Source data:
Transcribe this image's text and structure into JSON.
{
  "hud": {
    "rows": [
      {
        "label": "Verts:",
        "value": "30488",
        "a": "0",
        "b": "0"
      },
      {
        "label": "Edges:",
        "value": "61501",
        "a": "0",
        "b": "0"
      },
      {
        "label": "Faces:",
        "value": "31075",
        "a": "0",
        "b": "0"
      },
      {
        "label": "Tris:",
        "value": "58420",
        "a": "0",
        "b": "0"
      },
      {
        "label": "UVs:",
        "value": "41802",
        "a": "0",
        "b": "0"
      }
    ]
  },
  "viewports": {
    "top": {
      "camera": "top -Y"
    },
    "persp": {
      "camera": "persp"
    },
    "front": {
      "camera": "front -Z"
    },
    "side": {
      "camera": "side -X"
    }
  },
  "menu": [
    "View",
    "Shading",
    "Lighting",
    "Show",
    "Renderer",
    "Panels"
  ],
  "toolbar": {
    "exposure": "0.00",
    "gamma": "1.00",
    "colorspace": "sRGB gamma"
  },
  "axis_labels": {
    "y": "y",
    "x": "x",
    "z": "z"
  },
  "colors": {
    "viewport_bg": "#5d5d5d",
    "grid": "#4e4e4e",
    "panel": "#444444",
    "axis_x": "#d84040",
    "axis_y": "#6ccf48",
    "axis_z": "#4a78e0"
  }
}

Problem to work on: Return every entry verbatim.

Exercise response:
Transcribe this image's text and structure into JSON.
{
  "hud": {
    "rows": [
      {
        "label": "Verts:",
        "value": "30488",
        "a": "0",
        "b": "0"
      },
      {
        "label": "Edges:",
        "value": "61501",
        "a": "0",
        "b": "0"
      },
      {
        "label": "Faces:",
        "value": "31075",
        "a": "0",
        "b": "0"
      },
      {
        "label": "Tris:",
        "value": "58420",
        "a": "0",
        "b": "0"
      },
      {
        "label": "UVs:",
        "value": "41802",
        "a": "0",
        "b": "0"
      }
    ]
  },
  "viewports": {
    "top": {
      "camera": "top -Y"
    },
    "persp": {
      "camera": "persp"
    },
    "front": {
      "camera": "front -Z"
    },
    "side": {
      "camera": "side -X"
    }
  },
  "menu": [
    "View",
    "Shading",
    "Lighting",
    "Show",
    "Renderer",
    "Panels"
  ],
  "toolbar": {
    "exposure": "0.00",
    "gamma": "1.00",
    "colorspace": "sRGB gamma"
  },
  "axis_labels": {
    "y": "y",
    "x": "x",
    "z": "z"
  },
  "colors": {
    "viewport_bg": "#5d5d5d",
    "grid": "#4e4e4e",
    "panel": "#444444",
    "axis_x": "#d84040",
    "axis_y": "#6ccf48",
    "axis_z": "#4a78e0"
  }
}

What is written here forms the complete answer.